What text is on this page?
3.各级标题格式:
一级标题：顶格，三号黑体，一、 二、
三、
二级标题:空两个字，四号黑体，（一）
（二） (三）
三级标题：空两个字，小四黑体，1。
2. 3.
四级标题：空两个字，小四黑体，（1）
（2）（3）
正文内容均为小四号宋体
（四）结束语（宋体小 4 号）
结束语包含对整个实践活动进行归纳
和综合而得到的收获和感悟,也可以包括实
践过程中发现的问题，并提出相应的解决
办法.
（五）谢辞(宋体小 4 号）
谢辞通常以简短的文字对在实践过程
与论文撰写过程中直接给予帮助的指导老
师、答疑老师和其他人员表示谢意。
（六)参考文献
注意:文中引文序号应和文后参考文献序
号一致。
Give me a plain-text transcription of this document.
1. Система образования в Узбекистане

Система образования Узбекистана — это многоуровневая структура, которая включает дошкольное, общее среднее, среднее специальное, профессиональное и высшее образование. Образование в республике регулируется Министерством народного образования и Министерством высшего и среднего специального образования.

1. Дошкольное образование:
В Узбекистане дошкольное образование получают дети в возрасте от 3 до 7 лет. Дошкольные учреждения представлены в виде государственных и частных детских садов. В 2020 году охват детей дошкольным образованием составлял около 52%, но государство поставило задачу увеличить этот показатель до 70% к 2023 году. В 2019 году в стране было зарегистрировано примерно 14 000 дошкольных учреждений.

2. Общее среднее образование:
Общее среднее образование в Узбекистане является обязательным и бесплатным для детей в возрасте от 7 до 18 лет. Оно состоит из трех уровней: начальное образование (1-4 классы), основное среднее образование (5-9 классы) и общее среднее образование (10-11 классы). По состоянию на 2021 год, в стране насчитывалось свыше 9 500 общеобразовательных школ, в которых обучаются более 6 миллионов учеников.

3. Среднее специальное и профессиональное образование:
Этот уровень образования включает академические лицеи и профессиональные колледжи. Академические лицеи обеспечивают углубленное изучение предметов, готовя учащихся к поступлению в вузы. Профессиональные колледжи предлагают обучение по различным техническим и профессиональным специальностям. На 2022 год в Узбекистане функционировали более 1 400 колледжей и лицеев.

TASK DIRECTIONS: Would you write down every record again, exactly?

RESPONSE:
What text is on this page?
3.各级标题格式:
一级标题：顶格，三号黑体，一、 二、
三、
二级标题:空两个字，四号黑体，（一）
（二） (三）
三级标题：空两个字，小四黑体，1。
2. 3.
四级标题：空两个字，小四黑体，（1）
（2）（3）
正文内容均为小四号宋体
（四）结束语（宋体小 4 号）
结束语包含对整个实践活动进行归纳
和综合而得到的收获和感悟,也可以包括实
践过程中发现的问题，并提出相应的解决
办法.
（五）谢辞(宋体小 4 号）
谢辞通常以简短的文字对在实践过程
与论文撰写过程中直接给予帮助的指导老
师、答疑老师和其他人员表示谢意。
（六)参考文献
注意:文中引文序号应和文后参考文献序
号一致。
Give me a plain-text transcription of this document.
1. Система образования в Узбекистане

Система образования Узбекистана — это многоуровневая структура, которая включает дошкольное, общее среднее, среднее специальное, профессиональное и высшее образование. Образование в республике регулируется Министерством народного образования и Министерством высшего и среднего специального образования.

1. Дошкольное образование:
В Узбекистане дошкольное образование получают дети в возрасте от 3 до 7 лет. Дошкольные учреждения представлены в виде государственных и частных детских садов. В 2020 году охват детей дошкольным образованием составлял около 52%, но государство поставило задачу увеличить этот показатель до 70% к 2023 году. В 2019 году в стране было зарегистрировано примерно 14 000 дошкольных учреждений.

2. Общее среднее образование:
Общее среднее образование в Узбекистане является обязательным и бесплатным для детей в возрасте от 7 до 18 лет. Оно состоит из трех уровней: начальное образование (1-4 классы), основное среднее образование (5-9 классы) и общее среднее образование (10-11 классы). По состоянию на 2021 год, в стране насчитывалось свыше 9 500 общеобразовательных школ, в которых обучаются более 6 миллионов учеников.

3. Среднее специальное и профессиональное образование:
Этот уровень образования включает академические лицеи и профессиональные колледжи. Академические лицеи обеспечивают углубленное изучение предметов, готовя учащихся к поступлению в вузы. Профессиональные колледжи предлагают обучение по различным техническим и профессиональным специальностям. На 2022 год в Узбекистане функционировали более 1 400 колледжей и лицеев.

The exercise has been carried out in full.